# Job:
Write out the full set of records exactly. Any pictures in them do not belong in the copy.

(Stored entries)

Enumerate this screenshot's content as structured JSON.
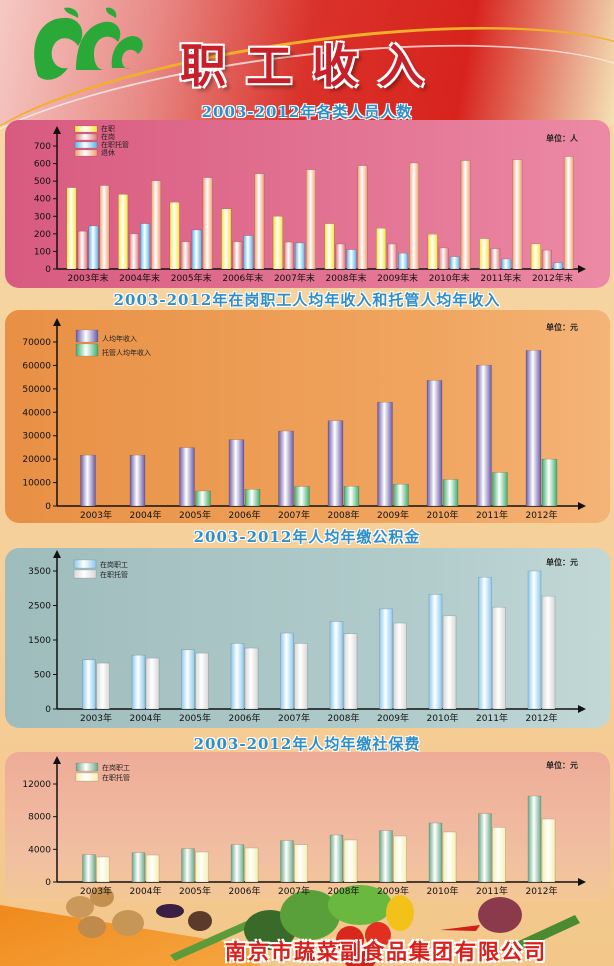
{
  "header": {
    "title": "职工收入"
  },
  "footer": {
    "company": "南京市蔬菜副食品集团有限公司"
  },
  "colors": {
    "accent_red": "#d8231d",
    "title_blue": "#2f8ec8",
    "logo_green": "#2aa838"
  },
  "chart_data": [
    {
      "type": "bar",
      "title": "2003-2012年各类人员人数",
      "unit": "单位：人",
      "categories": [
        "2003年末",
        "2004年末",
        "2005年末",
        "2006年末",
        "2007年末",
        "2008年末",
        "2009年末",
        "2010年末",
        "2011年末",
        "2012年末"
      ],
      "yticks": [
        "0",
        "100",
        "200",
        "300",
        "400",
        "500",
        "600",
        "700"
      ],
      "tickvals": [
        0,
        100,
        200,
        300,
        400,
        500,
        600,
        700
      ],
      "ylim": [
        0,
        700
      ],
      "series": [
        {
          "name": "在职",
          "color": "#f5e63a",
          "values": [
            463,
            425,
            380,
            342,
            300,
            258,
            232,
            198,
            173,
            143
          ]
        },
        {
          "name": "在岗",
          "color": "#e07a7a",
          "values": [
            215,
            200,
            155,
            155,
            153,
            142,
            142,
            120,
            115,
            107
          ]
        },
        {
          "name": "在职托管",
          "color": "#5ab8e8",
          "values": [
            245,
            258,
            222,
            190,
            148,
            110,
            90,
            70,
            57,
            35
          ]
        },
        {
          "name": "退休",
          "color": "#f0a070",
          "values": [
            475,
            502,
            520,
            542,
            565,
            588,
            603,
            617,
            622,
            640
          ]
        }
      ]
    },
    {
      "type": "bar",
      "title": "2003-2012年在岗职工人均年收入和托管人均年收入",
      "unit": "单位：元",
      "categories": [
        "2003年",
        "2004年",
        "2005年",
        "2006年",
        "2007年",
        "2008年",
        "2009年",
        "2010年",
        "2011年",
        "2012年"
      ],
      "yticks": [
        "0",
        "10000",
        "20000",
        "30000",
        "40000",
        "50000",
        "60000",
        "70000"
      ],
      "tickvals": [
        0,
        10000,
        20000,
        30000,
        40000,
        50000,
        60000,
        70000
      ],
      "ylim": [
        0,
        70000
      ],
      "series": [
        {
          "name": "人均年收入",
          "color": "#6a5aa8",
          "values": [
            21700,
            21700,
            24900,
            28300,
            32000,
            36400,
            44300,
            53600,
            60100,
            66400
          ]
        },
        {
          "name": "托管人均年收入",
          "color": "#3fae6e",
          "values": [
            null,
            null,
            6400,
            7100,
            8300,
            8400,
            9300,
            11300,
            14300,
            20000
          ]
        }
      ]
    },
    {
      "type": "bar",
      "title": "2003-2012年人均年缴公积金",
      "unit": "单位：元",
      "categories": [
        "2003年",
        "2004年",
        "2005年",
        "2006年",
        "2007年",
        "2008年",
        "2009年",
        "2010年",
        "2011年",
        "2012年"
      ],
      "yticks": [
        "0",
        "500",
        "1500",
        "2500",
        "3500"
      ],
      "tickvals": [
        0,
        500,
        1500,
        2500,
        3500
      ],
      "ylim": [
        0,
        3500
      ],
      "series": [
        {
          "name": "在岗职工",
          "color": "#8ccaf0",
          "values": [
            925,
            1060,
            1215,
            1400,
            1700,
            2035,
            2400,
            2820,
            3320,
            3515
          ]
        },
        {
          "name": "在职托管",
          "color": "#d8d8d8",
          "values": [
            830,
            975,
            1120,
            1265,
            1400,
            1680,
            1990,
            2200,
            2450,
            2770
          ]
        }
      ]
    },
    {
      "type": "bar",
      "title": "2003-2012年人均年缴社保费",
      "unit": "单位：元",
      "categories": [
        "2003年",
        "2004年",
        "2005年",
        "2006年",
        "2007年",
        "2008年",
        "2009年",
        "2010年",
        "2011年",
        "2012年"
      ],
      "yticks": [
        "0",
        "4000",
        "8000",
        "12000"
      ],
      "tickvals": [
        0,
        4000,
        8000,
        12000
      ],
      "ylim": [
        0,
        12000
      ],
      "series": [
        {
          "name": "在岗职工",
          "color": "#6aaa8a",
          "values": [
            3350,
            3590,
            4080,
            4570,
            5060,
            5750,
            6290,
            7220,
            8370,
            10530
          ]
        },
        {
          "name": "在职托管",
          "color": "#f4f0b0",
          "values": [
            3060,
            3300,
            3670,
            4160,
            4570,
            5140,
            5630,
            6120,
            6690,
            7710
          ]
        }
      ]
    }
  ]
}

# Task response:
Enumerate this screenshot's content as structured JSON.
{
  "header": {
    "title": "职工收入"
  },
  "footer": {
    "company": "南京市蔬菜副食品集团有限公司"
  },
  "colors": {
    "accent_red": "#d8231d",
    "title_blue": "#2f8ec8",
    "logo_green": "#2aa838"
  },
  "chart_data": [
    {
      "type": "bar",
      "title": "2003-2012年各类人员人数",
      "unit": "单位：人",
      "categories": [
        "2003年末",
        "2004年末",
        "2005年末",
        "2006年末",
        "2007年末",
        "2008年末",
        "2009年末",
        "2010年末",
        "2011年末",
        "2012年末"
      ],
      "yticks": [
        "0",
        "100",
        "200",
        "300",
        "400",
        "500",
        "600",
        "700"
      ],
      "tickvals": [
        0,
        100,
        200,
        300,
        400,
        500,
        600,
        700
      ],
      "ylim": [
        0,
        700
      ],
      "series": [
        {
          "name": "在职",
          "color": "#f5e63a",
          "values": [
            463,
            425,
            380,
            342,
            300,
            258,
            232,
            198,
            173,
            143
          ]
        },
        {
          "name": "在岗",
          "color": "#e07a7a",
          "values": [
            215,
            200,
            155,
            155,
            153,
            142,
            142,
            120,
            115,
            107
          ]
        },
        {
          "name": "在职托管",
          "color": "#5ab8e8",
          "values": [
            245,
            258,
            222,
            190,
            148,
            110,
            90,
            70,
            57,
            35
          ]
        },
        {
          "name": "退休",
          "color": "#f0a070",
          "values": [
            475,
            502,
            520,
            542,
            565,
            588,
            603,
            617,
            622,
            640
          ]
        }
      ]
    },
    {
      "type": "bar",
      "title": "2003-2012年在岗职工人均年收入和托管人均年收入",
      "unit": "单位：元",
      "categories": [
        "2003年",
        "2004年",
        "2005年",
        "2006年",
        "2007年",
        "2008年",
        "2009年",
        "2010年",
        "2011年",
        "2012年"
      ],
      "yticks": [
        "0",
        "10000",
        "20000",
        "30000",
        "40000",
        "50000",
        "60000",
        "70000"
      ],
      "tickvals": [
        0,
        10000,
        20000,
        30000,
        40000,
        50000,
        60000,
        70000
      ],
      "ylim": [
        0,
        70000
      ],
      "series": [
        {
          "name": "人均年收入",
          "color": "#6a5aa8",
          "values": [
            21700,
            21700,
            24900,
            28300,
            32000,
            36400,
            44300,
            53600,
            60100,
            66400
          ]
        },
        {
          "name": "托管人均年收入",
          "color": "#3fae6e",
          "values": [
            null,
            null,
            6400,
            7100,
            8300,
            8400,
            9300,
            11300,
            14300,
            20000
          ]
        }
      ]
    },
    {
      "type": "bar",
      "title": "2003-2012年人均年缴公积金",
      "unit": "单位：元",
      "categories": [
        "2003年",
        "2004年",
        "2005年",
        "2006年",
        "2007年",
        "2008年",
        "2009年",
        "2010年",
        "2011年",
        "2012年"
      ],
      "yticks": [
        "0",
        "500",
        "1500",
        "2500",
        "3500"
      ],
      "tickvals": [
        0,
        500,
        1500,
        2500,
        3500
      ],
      "ylim": [
        0,
        3500
      ],
      "series": [
        {
          "name": "在岗职工",
          "color": "#8ccaf0",
          "values": [
            925,
            1060,
            1215,
            1400,
            1700,
            2035,
            2400,
            2820,
            3320,
            3515
          ]
        },
        {
          "name": "在职托管",
          "color": "#d8d8d8",
          "values": [
            830,
            975,
            1120,
            1265,
            1400,
            1680,
            1990,
            2200,
            2450,
            2770
          ]
        }
      ]
    },
    {
      "type": "bar",
      "title": "2003-2012年人均年缴社保费",
      "unit": "单位：元",
      "categories": [
        "2003年",
        "2004年",
        "2005年",
        "2006年",
        "2007年",
        "2008年",
        "2009年",
        "2010年",
        "2011年",
        "2012年"
      ],
      "yticks": [
        "0",
        "4000",
        "8000",
        "12000"
      ],
      "tickvals": [
        0,
        4000,
        8000,
        12000
      ],
      "ylim": [
        0,
        12000
      ],
      "series": [
        {
          "name": "在岗职工",
          "color": "#6aaa8a",
          "values": [
            3350,
            3590,
            4080,
            4570,
            5060,
            5750,
            6290,
            7220,
            8370,
            10530
          ]
        },
        {
          "name": "在职托管",
          "color": "#f4f0b0",
          "values": [
            3060,
            3300,
            3670,
            4160,
            4570,
            5140,
            5630,
            6120,
            6690,
            7710
          ]
        }
      ]
    }
  ]
}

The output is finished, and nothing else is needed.